### Objective
Reproduce the records below in their entirety, character for character.

### Given data

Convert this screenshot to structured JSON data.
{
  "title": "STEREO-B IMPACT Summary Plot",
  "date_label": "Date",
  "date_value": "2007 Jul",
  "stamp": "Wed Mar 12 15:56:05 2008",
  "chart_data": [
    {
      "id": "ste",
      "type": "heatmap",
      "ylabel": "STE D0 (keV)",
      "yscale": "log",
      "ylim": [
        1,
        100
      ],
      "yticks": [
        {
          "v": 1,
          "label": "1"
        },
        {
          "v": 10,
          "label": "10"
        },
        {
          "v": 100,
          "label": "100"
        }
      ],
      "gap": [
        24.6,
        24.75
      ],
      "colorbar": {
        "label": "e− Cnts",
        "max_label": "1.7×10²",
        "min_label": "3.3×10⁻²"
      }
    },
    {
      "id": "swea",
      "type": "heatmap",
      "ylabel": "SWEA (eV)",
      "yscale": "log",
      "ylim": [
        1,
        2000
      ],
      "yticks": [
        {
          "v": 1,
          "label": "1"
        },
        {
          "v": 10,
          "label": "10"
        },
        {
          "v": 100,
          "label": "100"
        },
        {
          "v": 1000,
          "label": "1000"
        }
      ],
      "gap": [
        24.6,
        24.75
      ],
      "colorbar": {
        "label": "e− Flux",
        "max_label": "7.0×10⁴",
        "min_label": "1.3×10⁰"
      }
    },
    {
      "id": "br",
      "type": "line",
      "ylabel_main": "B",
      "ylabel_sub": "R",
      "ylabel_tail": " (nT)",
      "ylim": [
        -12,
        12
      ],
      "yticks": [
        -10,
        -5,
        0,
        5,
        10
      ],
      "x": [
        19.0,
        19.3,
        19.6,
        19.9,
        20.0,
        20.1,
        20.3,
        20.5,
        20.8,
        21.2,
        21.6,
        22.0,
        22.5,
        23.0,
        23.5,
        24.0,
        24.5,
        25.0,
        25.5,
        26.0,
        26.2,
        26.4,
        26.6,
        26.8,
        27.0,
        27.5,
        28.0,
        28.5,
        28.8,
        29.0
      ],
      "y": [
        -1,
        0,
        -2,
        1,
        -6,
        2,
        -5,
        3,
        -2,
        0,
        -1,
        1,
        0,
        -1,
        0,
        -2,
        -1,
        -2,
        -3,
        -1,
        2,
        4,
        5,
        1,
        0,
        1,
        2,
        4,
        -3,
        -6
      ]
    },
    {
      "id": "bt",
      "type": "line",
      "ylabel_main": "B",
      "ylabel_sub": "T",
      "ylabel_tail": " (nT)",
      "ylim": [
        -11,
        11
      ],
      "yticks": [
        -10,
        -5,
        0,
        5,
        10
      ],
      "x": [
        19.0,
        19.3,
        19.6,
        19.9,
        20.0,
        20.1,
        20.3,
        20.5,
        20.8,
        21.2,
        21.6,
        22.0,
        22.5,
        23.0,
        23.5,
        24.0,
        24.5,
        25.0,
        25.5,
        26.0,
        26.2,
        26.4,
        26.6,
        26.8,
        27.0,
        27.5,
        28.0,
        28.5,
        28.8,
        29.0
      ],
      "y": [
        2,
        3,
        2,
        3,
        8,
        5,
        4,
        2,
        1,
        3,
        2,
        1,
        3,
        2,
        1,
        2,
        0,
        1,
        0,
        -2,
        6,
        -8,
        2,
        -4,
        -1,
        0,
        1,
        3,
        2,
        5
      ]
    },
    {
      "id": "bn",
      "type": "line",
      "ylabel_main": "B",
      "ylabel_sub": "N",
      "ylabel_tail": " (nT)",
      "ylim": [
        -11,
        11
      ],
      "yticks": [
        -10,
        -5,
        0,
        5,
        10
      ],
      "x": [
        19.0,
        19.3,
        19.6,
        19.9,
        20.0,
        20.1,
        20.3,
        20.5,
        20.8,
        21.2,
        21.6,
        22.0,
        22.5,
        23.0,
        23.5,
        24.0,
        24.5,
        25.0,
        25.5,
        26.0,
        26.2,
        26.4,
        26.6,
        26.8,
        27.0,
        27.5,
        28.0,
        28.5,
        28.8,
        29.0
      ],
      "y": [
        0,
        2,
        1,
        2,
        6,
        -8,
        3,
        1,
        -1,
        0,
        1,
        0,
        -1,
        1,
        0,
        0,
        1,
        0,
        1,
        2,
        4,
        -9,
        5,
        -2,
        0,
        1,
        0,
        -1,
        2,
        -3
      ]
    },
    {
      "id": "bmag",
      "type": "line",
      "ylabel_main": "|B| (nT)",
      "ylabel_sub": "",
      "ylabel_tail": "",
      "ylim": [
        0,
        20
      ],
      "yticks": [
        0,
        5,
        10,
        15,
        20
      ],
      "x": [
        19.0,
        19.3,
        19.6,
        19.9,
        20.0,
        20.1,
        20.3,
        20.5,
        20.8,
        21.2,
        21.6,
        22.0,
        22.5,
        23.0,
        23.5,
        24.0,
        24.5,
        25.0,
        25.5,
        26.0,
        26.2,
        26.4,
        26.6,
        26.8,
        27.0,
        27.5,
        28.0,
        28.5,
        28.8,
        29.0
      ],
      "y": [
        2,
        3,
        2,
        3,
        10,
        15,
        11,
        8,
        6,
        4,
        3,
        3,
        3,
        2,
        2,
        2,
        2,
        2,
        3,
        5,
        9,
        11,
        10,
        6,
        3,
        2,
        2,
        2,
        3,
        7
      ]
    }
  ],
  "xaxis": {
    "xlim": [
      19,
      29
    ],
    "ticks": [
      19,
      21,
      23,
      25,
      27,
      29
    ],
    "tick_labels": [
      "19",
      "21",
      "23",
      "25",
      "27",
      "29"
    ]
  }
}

### Exercise solution
Convert this screenshot to structured JSON data.
{
  "title": "STEREO-B IMPACT Summary Plot",
  "date_label": "Date",
  "date_value": "2007 Jul",
  "stamp": "Wed Mar 12 15:56:05 2008",
  "chart_data": [
    {
      "id": "ste",
      "type": "heatmap",
      "ylabel": "STE D0 (keV)",
      "yscale": "log",
      "ylim": [
        1,
        100
      ],
      "yticks": [
        {
          "v": 1,
          "label": "1"
        },
        {
          "v": 10,
          "label": "10"
        },
        {
          "v": 100,
          "label": "100"
        }
      ],
      "gap": [
        24.6,
        24.75
      ],
      "colorbar": {
        "label": "e− Cnts",
        "max_label": "1.7×10²",
        "min_label": "3.3×10⁻²"
      }
    },
    {
      "id": "swea",
      "type": "heatmap",
      "ylabel": "SWEA (eV)",
      "yscale": "log",
      "ylim": [
        1,
        2000
      ],
      "yticks": [
        {
          "v": 1,
          "label": "1"
        },
        {
          "v": 10,
          "label": "10"
        },
        {
          "v": 100,
          "label": "100"
        },
        {
          "v": 1000,
          "label": "1000"
        }
      ],
      "gap": [
        24.6,
        24.75
      ],
      "colorbar": {
        "label": "e− Flux",
        "max_label": "7.0×10⁴",
        "min_label": "1.3×10⁰"
      }
    },
    {
      "id": "br",
      "type": "line",
      "ylabel_main": "B",
      "ylabel_sub": "R",
      "ylabel_tail": " (nT)",
      "ylim": [
        -12,
        12
      ],
      "yticks": [
        -10,
        -5,
        0,
        5,
        10
      ],
      "x": [
        19.0,
        19.3,
        19.6,
        19.9,
        20.0,
        20.1,
        20.3,
        20.5,
        20.8,
        21.2,
        21.6,
        22.0,
        22.5,
        23.0,
        23.5,
        24.0,
        24.5,
        25.0,
        25.5,
        26.0,
        26.2,
        26.4,
        26.6,
        26.8,
        27.0,
        27.5,
        28.0,
        28.5,
        28.8,
        29.0
      ],
      "y": [
        -1,
        0,
        -2,
        1,
        -6,
        2,
        -5,
        3,
        -2,
        0,
        -1,
        1,
        0,
        -1,
        0,
        -2,
        -1,
        -2,
        -3,
        -1,
        2,
        4,
        5,
        1,
        0,
        1,
        2,
        4,
        -3,
        -6
      ]
    },
    {
      "id": "bt",
      "type": "line",
      "ylabel_main": "B",
      "ylabel_sub": "T",
      "ylabel_tail": " (nT)",
      "ylim": [
        -11,
        11
      ],
      "yticks": [
        -10,
        -5,
        0,
        5,
        10
      ],
      "x": [
        19.0,
        19.3,
        19.6,
        19.9,
        20.0,
        20.1,
        20.3,
        20.5,
        20.8,
        21.2,
        21.6,
        22.0,
        22.5,
        23.0,
        23.5,
        24.0,
        24.5,
        25.0,
        25.5,
        26.0,
        26.2,
        26.4,
        26.6,
        26.8,
        27.0,
        27.5,
        28.0,
        28.5,
        28.8,
        29.0
      ],
      "y": [
        2,
        3,
        2,
        3,
        8,
        5,
        4,
        2,
        1,
        3,
        2,
        1,
        3,
        2,
        1,
        2,
        0,
        1,
        0,
        -2,
        6,
        -8,
        2,
        -4,
        -1,
        0,
        1,
        3,
        2,
        5
      ]
    },
    {
      "id": "bn",
      "type": "line",
      "ylabel_main": "B",
      "ylabel_sub": "N",
      "ylabel_tail": " (nT)",
      "ylim": [
        -11,
        11
      ],
      "yticks": [
        -10,
        -5,
        0,
        5,
        10
      ],
      "x": [
        19.0,
        19.3,
        19.6,
        19.9,
        20.0,
        20.1,
        20.3,
        20.5,
        20.8,
        21.2,
        21.6,
        22.0,
        22.5,
        23.0,
        23.5,
        24.0,
        24.5,
        25.0,
        25.5,
        26.0,
        26.2,
        26.4,
        26.6,
        26.8,
        27.0,
        27.5,
        28.0,
        28.5,
        28.8,
        29.0
      ],
      "y": [
        0,
        2,
        1,
        2,
        6,
        -8,
        3,
        1,
        -1,
        0,
        1,
        0,
        -1,
        1,
        0,
        0,
        1,
        0,
        1,
        2,
        4,
        -9,
        5,
        -2,
        0,
        1,
        0,
        -1,
        2,
        -3
      ]
    },
    {
      "id": "bmag",
      "type": "line",
      "ylabel_main": "|B| (nT)",
      "ylabel_sub": "",
      "ylabel_tail": "",
      "ylim": [
        0,
        20
      ],
      "yticks": [
        0,
        5,
        10,
        15,
        20
      ],
      "x": [
        19.0,
        19.3,
        19.6,
        19.9,
        20.0,
        20.1,
        20.3,
        20.5,
        20.8,
        21.2,
        21.6,
        22.0,
        22.5,
        23.0,
        23.5,
        24.0,
        24.5,
        25.0,
        25.5,
        26.0,
        26.2,
        26.4,
        26.6,
        26.8,
        27.0,
        27.5,
        28.0,
        28.5,
        28.8,
        29.0
      ],
      "y": [
        2,
        3,
        2,
        3,
        10,
        15,
        11,
        8,
        6,
        4,
        3,
        3,
        3,
        2,
        2,
        2,
        2,
        2,
        3,
        5,
        9,
        11,
        10,
        6,
        3,
        2,
        2,
        2,
        3,
        7
      ]
    }
  ],
  "xaxis": {
    "xlim": [
      19,
      29
    ],
    "ticks": [
      19,
      21,
      23,
      25,
      27,
      29
    ],
    "tick_labels": [
      "19",
      "21",
      "23",
      "25",
      "27",
      "29"
    ]
  }
}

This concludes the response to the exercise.